> _Exercise objective_: Look through the records and report how many lines include the word "path", with no other words.

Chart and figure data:
[START]

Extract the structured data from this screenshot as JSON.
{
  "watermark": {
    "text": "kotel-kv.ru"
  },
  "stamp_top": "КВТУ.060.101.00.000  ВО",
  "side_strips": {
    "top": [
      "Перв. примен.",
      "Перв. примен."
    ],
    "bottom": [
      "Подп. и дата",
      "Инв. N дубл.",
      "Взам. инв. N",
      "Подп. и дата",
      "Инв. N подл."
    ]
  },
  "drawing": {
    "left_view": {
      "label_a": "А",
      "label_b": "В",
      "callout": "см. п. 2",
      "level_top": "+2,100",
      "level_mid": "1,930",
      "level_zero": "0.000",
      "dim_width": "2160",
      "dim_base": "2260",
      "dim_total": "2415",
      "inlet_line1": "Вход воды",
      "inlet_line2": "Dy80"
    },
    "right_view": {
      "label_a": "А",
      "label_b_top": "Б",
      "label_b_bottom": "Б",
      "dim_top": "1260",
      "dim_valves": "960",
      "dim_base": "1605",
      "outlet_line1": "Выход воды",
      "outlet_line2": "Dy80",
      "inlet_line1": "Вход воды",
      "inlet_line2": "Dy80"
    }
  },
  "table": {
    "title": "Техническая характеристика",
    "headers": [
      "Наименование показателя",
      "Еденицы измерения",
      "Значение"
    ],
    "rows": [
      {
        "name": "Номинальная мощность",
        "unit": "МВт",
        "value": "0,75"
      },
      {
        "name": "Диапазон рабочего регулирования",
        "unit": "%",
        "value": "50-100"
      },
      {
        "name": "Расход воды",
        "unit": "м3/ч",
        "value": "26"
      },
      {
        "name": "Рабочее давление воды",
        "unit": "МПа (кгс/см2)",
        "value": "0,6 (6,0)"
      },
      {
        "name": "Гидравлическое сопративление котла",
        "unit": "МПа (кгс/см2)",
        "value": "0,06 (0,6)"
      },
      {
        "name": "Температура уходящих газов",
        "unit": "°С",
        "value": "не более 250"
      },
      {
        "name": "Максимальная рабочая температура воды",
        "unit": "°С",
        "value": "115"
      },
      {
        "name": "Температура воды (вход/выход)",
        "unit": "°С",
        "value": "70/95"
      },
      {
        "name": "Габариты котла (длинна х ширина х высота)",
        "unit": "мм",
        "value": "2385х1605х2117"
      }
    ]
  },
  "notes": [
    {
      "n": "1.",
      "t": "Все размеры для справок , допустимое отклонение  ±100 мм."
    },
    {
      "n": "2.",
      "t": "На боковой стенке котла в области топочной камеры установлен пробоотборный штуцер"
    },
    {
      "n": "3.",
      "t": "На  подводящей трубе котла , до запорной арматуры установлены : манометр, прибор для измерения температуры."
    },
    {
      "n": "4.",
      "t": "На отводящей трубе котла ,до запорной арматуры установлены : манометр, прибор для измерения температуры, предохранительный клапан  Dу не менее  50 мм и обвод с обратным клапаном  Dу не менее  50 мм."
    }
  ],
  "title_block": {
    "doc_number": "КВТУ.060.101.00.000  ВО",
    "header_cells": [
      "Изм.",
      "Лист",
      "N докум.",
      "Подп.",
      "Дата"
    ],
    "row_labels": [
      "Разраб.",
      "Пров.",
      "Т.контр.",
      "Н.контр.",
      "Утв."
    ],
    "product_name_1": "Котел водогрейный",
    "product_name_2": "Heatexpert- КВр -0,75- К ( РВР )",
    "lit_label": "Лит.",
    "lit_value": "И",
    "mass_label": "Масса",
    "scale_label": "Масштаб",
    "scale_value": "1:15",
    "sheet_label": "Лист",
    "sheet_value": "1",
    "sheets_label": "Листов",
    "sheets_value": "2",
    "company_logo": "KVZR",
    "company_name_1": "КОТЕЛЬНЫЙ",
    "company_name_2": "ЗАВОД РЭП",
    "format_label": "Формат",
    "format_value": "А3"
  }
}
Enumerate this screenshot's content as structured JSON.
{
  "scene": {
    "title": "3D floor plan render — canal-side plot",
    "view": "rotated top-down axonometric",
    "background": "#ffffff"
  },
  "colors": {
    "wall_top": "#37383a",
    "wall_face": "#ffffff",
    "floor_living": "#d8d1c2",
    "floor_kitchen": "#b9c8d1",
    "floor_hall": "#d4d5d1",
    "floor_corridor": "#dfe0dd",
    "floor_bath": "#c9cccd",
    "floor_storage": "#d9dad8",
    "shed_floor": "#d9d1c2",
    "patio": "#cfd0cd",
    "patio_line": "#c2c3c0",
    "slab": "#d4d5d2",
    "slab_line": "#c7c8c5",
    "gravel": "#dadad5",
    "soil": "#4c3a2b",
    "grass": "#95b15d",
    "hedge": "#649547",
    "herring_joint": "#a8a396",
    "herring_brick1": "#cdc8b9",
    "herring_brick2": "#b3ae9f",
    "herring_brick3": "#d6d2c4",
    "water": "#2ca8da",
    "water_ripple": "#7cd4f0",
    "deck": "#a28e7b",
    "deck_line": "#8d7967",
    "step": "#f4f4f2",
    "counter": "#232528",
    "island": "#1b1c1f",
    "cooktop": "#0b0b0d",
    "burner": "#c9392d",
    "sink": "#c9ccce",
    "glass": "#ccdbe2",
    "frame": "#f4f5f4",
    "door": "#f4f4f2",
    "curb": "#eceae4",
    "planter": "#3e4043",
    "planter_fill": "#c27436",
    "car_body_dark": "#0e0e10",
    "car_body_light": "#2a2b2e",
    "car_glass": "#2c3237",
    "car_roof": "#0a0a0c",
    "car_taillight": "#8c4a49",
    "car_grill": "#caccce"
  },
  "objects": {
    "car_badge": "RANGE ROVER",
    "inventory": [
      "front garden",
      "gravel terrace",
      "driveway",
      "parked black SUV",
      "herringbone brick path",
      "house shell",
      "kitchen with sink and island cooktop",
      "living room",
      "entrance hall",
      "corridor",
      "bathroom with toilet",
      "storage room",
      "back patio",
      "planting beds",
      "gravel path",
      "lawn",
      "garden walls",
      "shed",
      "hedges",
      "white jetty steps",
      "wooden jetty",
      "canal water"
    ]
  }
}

[END]

> _Task response_: 2